↓↓↓
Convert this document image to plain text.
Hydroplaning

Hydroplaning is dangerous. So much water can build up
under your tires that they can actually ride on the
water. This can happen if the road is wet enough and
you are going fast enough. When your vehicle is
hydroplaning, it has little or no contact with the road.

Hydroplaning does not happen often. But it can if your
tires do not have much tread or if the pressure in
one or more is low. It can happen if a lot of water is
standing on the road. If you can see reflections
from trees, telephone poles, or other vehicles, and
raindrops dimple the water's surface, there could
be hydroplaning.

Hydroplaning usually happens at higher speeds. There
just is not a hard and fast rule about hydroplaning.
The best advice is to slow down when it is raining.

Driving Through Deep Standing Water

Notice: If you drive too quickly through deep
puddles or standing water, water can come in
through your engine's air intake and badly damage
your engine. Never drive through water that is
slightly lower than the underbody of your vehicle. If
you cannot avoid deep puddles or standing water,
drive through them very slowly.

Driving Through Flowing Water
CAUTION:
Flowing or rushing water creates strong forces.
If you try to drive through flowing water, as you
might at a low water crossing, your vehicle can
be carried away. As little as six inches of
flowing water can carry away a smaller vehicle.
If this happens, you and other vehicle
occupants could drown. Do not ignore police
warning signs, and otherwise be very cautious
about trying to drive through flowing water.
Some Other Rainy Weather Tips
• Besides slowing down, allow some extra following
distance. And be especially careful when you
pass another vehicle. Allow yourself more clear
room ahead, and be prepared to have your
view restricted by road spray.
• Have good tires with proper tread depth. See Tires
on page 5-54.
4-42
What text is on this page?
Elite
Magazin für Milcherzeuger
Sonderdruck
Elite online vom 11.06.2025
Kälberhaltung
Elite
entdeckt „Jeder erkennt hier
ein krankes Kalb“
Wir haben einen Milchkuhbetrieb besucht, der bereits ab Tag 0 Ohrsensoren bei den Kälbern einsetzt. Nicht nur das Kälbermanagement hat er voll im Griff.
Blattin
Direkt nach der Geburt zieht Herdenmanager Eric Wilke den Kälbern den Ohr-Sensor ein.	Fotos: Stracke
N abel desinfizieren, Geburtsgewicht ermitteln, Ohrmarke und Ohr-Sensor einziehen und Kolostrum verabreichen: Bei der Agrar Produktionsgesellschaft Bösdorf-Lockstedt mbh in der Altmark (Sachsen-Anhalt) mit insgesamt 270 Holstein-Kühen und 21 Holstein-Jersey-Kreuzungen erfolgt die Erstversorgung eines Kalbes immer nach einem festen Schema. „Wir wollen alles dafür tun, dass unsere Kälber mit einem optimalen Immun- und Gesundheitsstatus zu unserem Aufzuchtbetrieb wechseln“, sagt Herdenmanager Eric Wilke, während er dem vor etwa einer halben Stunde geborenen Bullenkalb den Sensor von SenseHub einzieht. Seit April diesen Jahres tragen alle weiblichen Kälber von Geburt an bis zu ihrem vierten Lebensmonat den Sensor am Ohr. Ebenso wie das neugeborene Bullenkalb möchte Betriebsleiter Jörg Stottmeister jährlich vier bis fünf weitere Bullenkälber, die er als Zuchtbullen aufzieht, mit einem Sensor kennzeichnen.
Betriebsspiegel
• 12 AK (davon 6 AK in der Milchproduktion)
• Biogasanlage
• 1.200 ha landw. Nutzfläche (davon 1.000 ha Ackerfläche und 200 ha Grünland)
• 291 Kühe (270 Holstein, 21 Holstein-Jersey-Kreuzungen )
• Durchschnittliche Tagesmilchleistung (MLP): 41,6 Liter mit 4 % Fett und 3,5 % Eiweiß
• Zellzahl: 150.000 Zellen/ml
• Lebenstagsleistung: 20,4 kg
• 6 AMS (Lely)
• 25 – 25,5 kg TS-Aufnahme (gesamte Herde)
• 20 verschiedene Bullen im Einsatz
↑↑↑
Of the lines above, how many contain the word "engine"? Provide the number and nothing else.

2